Reproduce the records below in full and word for word, excluding pictures.

******

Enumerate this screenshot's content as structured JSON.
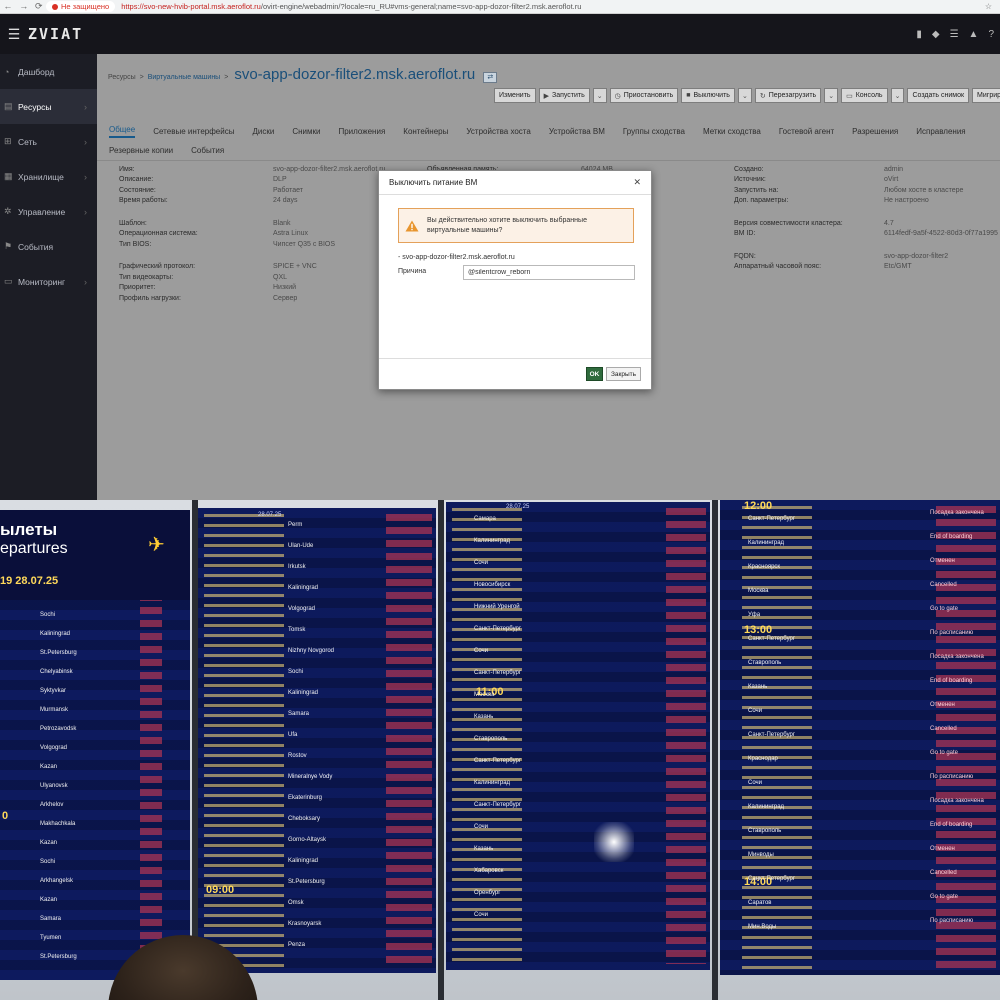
{
  "browser": {
    "insecure_label": "Не защищено",
    "url_host": "https://svo-new-hvib-portal.msk.aeroflot.ru",
    "url_path": "/ovirt-engine/webadmin/?locale=ru_RU#vms-general;name=svo-app-dozor-filter2.msk.aeroflot.ru"
  },
  "header": {
    "logo": "ZVIAT"
  },
  "sidebar": {
    "items": [
      {
        "label": "Дашборд"
      },
      {
        "label": "Ресурсы"
      },
      {
        "label": "Сеть"
      },
      {
        "label": "Хранилище"
      },
      {
        "label": "Управление"
      },
      {
        "label": "События"
      },
      {
        "label": "Мониторинг"
      }
    ]
  },
  "breadcrumb": {
    "root": "Ресурсы",
    "section": "Виртуальные машины",
    "vm_name": "svo-app-dozor-filter2.msk.aeroflot.ru"
  },
  "toolbar": {
    "edit": "Изменить",
    "start": "Запустить",
    "pause": "Приостановить",
    "shutdown": "Выключить",
    "reboot": "Перезагрузить",
    "console": "Консоль",
    "snapshot": "Создать снимок",
    "migrate": "Мигриров"
  },
  "tabs": {
    "row1": [
      "Общее",
      "Сетевые интерфейсы",
      "Диски",
      "Снимки",
      "Приложения",
      "Контейнеры",
      "Устройства хоста",
      "Устройства ВМ",
      "Группы сходства",
      "Метки сходства",
      "Гостевой агент",
      "Разрешения",
      "Исправления"
    ],
    "row2": [
      "Резервные копии",
      "События"
    ]
  },
  "details_left": [
    {
      "k": "Имя:",
      "v": "svo-app-dozor-filter2.msk.aeroflot.ru"
    },
    {
      "k": "Описание:",
      "v": "DLP"
    },
    {
      "k": "Состояние:",
      "v": "Работает"
    },
    {
      "k": "Время работы:",
      "v": "24 days"
    },
    {
      "k": "Шаблон:",
      "v": "Blank"
    },
    {
      "k": "Операционная система:",
      "v": "Astra Linux"
    },
    {
      "k": "Тип BIOS:",
      "v": "Чипсет Q35 с BIOS"
    },
    {
      "k": "Графический протокол:",
      "v": "SPICE + VNC"
    },
    {
      "k": "Тип видеокарты:",
      "v": "QXL"
    },
    {
      "k": "Приоритет:",
      "v": "Низкий"
    },
    {
      "k": "Профиль нагрузки:",
      "v": "Сервер"
    }
  ],
  "details_mid": [
    {
      "k": "Объявленная память:",
      "v": "64024 MB"
    }
  ],
  "details_right": [
    {
      "k": "Создано:",
      "v": "admin"
    },
    {
      "k": "Источник:",
      "v": "oVirt"
    },
    {
      "k": "Запустить на:",
      "v": "Любом хосте в кластере"
    },
    {
      "k": "Доп. параметры:",
      "v": "Не настроено"
    },
    {
      "k": "Версия совместимости кластера:",
      "v": "4.7"
    },
    {
      "k": "ВМ ID:",
      "v": "6114fedf-9a5f-4522-80d3-0f77a1995"
    },
    {
      "k": "FQDN:",
      "v": "svo-app-dozor-filter2"
    },
    {
      "k": "Аппаратный часовой пояс:",
      "v": "Etc/GMT"
    }
  ],
  "modal": {
    "title": "Выключить питание ВМ",
    "warning": "Вы действительно хотите выключить выбранные виртуальные машины?",
    "vm_item": "- svo-app-dozor-filter2.msk.aeroflot.ru",
    "reason_label": "Причина",
    "reason_value": "@silentcrow_reborn",
    "ok": "OK",
    "close": "Закрыть"
  },
  "departures": {
    "title_ru": "ылеты",
    "title_en": "epartures",
    "date": "19 28.07.25",
    "board2_date": "28.07.25",
    "board3_date": "28.07.25",
    "hours": [
      "11:00",
      "12:00",
      "13:00",
      "14:00",
      "09:00"
    ],
    "board1_cities": [
      "Sochi",
      "Kaliningrad",
      "St.Petersburg",
      "Chelyabinsk",
      "Syktyvkar",
      "Murmansk",
      "Petrozavodsk",
      "Volgograd",
      "Kazan",
      "Ulyanovsk",
      "Arkhelov",
      "Makhachkala",
      "Kazan",
      "Sochi",
      "Arkhangelsk",
      "Kazan",
      "Samara",
      "Tyumen",
      "St.Petersburg"
    ],
    "board2_cities": [
      "Perm",
      "Ulan-Ude",
      "Irkutsk",
      "Kaliningrad",
      "Volgograd",
      "Tomsk",
      "Nizhny Novgorod",
      "Sochi",
      "Kaliningrad",
      "Samara",
      "Ufa",
      "Rostov",
      "Mineralnye Vody",
      "Ekaterinburg",
      "Cheboksary",
      "Gorno-Altaysk",
      "Kaliningrad",
      "St.Petersburg",
      "Omsk",
      "Krasnoyarsk",
      "Penza"
    ],
    "board3_cities": [
      "Самара",
      "Калининград",
      "Сочи",
      "Новосибирск",
      "Нижний Уренгой",
      "Санкт-Петербург",
      "Сочи",
      "Санкт-Петербург",
      "Москва",
      "Казань",
      "Ставрополь",
      "Санкт-Петербург",
      "Калининград",
      "Санкт-Петербург",
      "Сочи",
      "Казань",
      "Хабаровск",
      "Оренбург",
      "Сочи"
    ],
    "board4_cities": [
      "Санкт-Петербург",
      "Калининград",
      "Красноярск",
      "Москва",
      "Уфа",
      "Санкт-Петербург",
      "Ставрополь",
      "Казань",
      "Сочи",
      "Санкт-Петербург",
      "Краснодар",
      "Сочи",
      "Калининград",
      "Ставрополь",
      "Минводы",
      "Санкт-Петербург",
      "Саратов",
      "Мин.Воды"
    ],
    "status_samples": [
      "Посадка закончена",
      "End of boarding",
      "Отменен",
      "Cancelled",
      "Go to gate",
      "По расписанию"
    ]
  },
  "colors": {
    "header_bg": "#15151b",
    "sidebar_bg": "#1c1d25",
    "content_overlay": "#9c9c9c",
    "link": "#1a4f7a",
    "ok_button": "#2f6b3d",
    "warn_border": "#e4a15a",
    "board_bg": "#0b1650",
    "board_time": "#ffd95a",
    "cancel_red": "#b23552"
  }
}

******

**RESPONSE TO THE TASK**
Enumerate this screenshot's content as structured JSON.
{
  "browser": {
    "insecure_label": "Не защищено",
    "url_host": "https://svo-new-hvib-portal.msk.aeroflot.ru",
    "url_path": "/ovirt-engine/webadmin/?locale=ru_RU#vms-general;name=svo-app-dozor-filter2.msk.aeroflot.ru"
  },
  "header": {
    "logo": "ZVIAT"
  },
  "sidebar": {
    "items": [
      {
        "label": "Дашборд"
      },
      {
        "label": "Ресурсы"
      },
      {
        "label": "Сеть"
      },
      {
        "label": "Хранилище"
      },
      {
        "label": "Управление"
      },
      {
        "label": "События"
      },
      {
        "label": "Мониторинг"
      }
    ]
  },
  "breadcrumb": {
    "root": "Ресурсы",
    "section": "Виртуальные машины",
    "vm_name": "svo-app-dozor-filter2.msk.aeroflot.ru"
  },
  "toolbar": {
    "edit": "Изменить",
    "start": "Запустить",
    "pause": "Приостановить",
    "shutdown": "Выключить",
    "reboot": "Перезагрузить",
    "console": "Консоль",
    "snapshot": "Создать снимок",
    "migrate": "Мигриров"
  },
  "tabs": {
    "row1": [
      "Общее",
      "Сетевые интерфейсы",
      "Диски",
      "Снимки",
      "Приложения",
      "Контейнеры",
      "Устройства хоста",
      "Устройства ВМ",
      "Группы сходства",
      "Метки сходства",
      "Гостевой агент",
      "Разрешения",
      "Исправления"
    ],
    "row2": [
      "Резервные копии",
      "События"
    ]
  },
  "details_left": [
    {
      "k": "Имя:",
      "v": "svo-app-dozor-filter2.msk.aeroflot.ru"
    },
    {
      "k": "Описание:",
      "v": "DLP"
    },
    {
      "k": "Состояние:",
      "v": "Работает"
    },
    {
      "k": "Время работы:",
      "v": "24 days"
    },
    {
      "k": "Шаблон:",
      "v": "Blank"
    },
    {
      "k": "Операционная система:",
      "v": "Astra Linux"
    },
    {
      "k": "Тип BIOS:",
      "v": "Чипсет Q35 с BIOS"
    },
    {
      "k": "Графический протокол:",
      "v": "SPICE + VNC"
    },
    {
      "k": "Тип видеокарты:",
      "v": "QXL"
    },
    {
      "k": "Приоритет:",
      "v": "Низкий"
    },
    {
      "k": "Профиль нагрузки:",
      "v": "Сервер"
    }
  ],
  "details_mid": [
    {
      "k": "Объявленная память:",
      "v": "64024 MB"
    }
  ],
  "details_right": [
    {
      "k": "Создано:",
      "v": "admin"
    },
    {
      "k": "Источник:",
      "v": "oVirt"
    },
    {
      "k": "Запустить на:",
      "v": "Любом хосте в кластере"
    },
    {
      "k": "Доп. параметры:",
      "v": "Не настроено"
    },
    {
      "k": "Версия совместимости кластера:",
      "v": "4.7"
    },
    {
      "k": "ВМ ID:",
      "v": "6114fedf-9a5f-4522-80d3-0f77a1995"
    },
    {
      "k": "FQDN:",
      "v": "svo-app-dozor-filter2"
    },
    {
      "k": "Аппаратный часовой пояс:",
      "v": "Etc/GMT"
    }
  ],
  "modal": {
    "title": "Выключить питание ВМ",
    "warning": "Вы действительно хотите выключить выбранные виртуальные машины?",
    "vm_item": "- svo-app-dozor-filter2.msk.aeroflot.ru",
    "reason_label": "Причина",
    "reason_value": "@silentcrow_reborn",
    "ok": "OK",
    "close": "Закрыть"
  },
  "departures": {
    "title_ru": "ылеты",
    "title_en": "epartures",
    "date": "19 28.07.25",
    "board2_date": "28.07.25",
    "board3_date": "28.07.25",
    "hours": [
      "11:00",
      "12:00",
      "13:00",
      "14:00",
      "09:00"
    ],
    "board1_cities": [
      "Sochi",
      "Kaliningrad",
      "St.Petersburg",
      "Chelyabinsk",
      "Syktyvkar",
      "Murmansk",
      "Petrozavodsk",
      "Volgograd",
      "Kazan",
      "Ulyanovsk",
      "Arkhelov",
      "Makhachkala",
      "Kazan",
      "Sochi",
      "Arkhangelsk",
      "Kazan",
      "Samara",
      "Tyumen",
      "St.Petersburg"
    ],
    "board2_cities": [
      "Perm",
      "Ulan-Ude",
      "Irkutsk",
      "Kaliningrad",
      "Volgograd",
      "Tomsk",
      "Nizhny Novgorod",
      "Sochi",
      "Kaliningrad",
      "Samara",
      "Ufa",
      "Rostov",
      "Mineralnye Vody",
      "Ekaterinburg",
      "Cheboksary",
      "Gorno-Altaysk",
      "Kaliningrad",
      "St.Petersburg",
      "Omsk",
      "Krasnoyarsk",
      "Penza"
    ],
    "board3_cities": [
      "Самара",
      "Калининград",
      "Сочи",
      "Новосибирск",
      "Нижний Уренгой",
      "Санкт-Петербург",
      "Сочи",
      "Санкт-Петербург",
      "Москва",
      "Казань",
      "Ставрополь",
      "Санкт-Петербург",
      "Калининград",
      "Санкт-Петербург",
      "Сочи",
      "Казань",
      "Хабаровск",
      "Оренбург",
      "Сочи"
    ],
    "board4_cities": [
      "Санкт-Петербург",
      "Калининград",
      "Красноярск",
      "Москва",
      "Уфа",
      "Санкт-Петербург",
      "Ставрополь",
      "Казань",
      "Сочи",
      "Санкт-Петербург",
      "Краснодар",
      "Сочи",
      "Калининград",
      "Ставрополь",
      "Минводы",
      "Санкт-Петербург",
      "Саратов",
      "Мин.Воды"
    ],
    "status_samples": [
      "Посадка закончена",
      "End of boarding",
      "Отменен",
      "Cancelled",
      "Go to gate",
      "По расписанию"
    ]
  },
  "colors": {
    "header_bg": "#15151b",
    "sidebar_bg": "#1c1d25",
    "content_overlay": "#9c9c9c",
    "link": "#1a4f7a",
    "ok_button": "#2f6b3d",
    "warn_border": "#e4a15a",
    "board_bg": "#0b1650",
    "board_time": "#ffd95a",
    "cancel_red": "#b23552"
  }
}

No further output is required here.